# Task instructions
According to the Monte Carlo CFR lesson below, what does MCCFR use in place of a full traversal of the game tree?

Lesson 4: Monte Carlo CFR (MCCFR)
Module/Source: Lanctot et al. (2009) "Monte Carlo Sampling for Regret Minimization in Extensive Games" (NeurIPS 2009) — the paper that introduced and analyzed outcome sampling and external sampling MCCFR. Gibson et al. (2012) "Generalized Sampling and Variance in Counterfactual Regret Minimization" for variance analysis. Brown and Sandholm (2019) "Solving Imperfect-Information Games via Discounted Regret Minimization" for discounted and linear CFR variants. Background on importance sampling: Monte Carlo Statistical Methods (Robert and Casella, 2004). Game theory foundations: Osborne (2004) Chapters 6–7; Zinkevich et al. (2007).
Where this fits
Vanilla CFR (lesson 3) is correct but slow: every iteration traverses the entire game tree. For games beyond a certain size, this is hopeless. MCCFR replaces the full tree traversal with a sampled traversal, just like Monte Carlo (Module 1, lesson 3) replaces an intractable expectation with a sample-based estimate. The trade-off is the same: noisier per-iteration updates, but many more iterations are possible. MCCFR is the workhorse algorithm for medium-sized games and the foundation of deep CFR (next lesson).

# Dataset extract
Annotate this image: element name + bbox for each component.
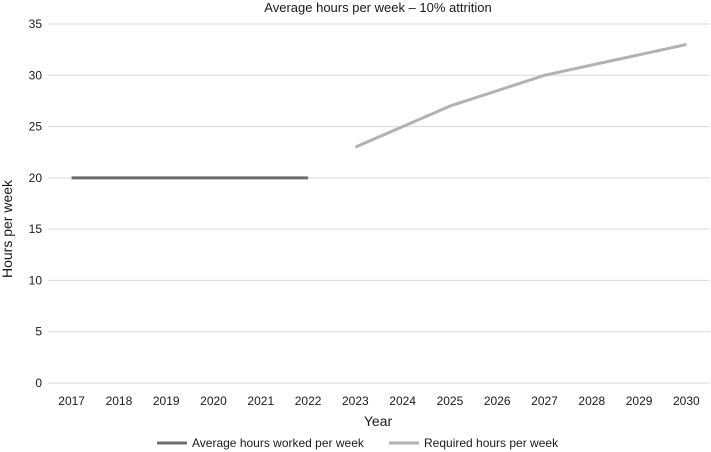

# Exercise solution
A sampled traversal of the game tree.